### Task requirements:
Give the count of lines that include the string "remote". Add nothing to it.

Recorded data
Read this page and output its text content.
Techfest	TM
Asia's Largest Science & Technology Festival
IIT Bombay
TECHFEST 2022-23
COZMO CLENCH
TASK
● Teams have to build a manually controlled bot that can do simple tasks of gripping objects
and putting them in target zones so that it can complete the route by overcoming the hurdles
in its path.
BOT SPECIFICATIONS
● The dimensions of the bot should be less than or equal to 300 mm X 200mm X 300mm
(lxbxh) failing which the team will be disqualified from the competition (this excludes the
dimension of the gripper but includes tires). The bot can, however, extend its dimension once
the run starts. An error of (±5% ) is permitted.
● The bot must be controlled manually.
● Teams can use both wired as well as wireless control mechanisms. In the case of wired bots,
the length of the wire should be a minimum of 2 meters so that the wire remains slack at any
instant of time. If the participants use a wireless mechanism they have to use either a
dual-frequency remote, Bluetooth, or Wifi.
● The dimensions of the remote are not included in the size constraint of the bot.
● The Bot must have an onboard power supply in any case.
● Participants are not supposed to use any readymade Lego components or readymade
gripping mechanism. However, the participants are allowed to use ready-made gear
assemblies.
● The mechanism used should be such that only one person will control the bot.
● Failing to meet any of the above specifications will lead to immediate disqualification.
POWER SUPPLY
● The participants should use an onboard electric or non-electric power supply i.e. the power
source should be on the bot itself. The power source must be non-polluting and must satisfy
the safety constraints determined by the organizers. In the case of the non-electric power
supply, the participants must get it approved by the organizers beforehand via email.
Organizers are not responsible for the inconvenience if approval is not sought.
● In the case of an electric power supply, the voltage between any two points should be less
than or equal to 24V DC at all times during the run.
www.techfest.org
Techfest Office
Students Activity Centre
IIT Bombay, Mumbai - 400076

### Result:
2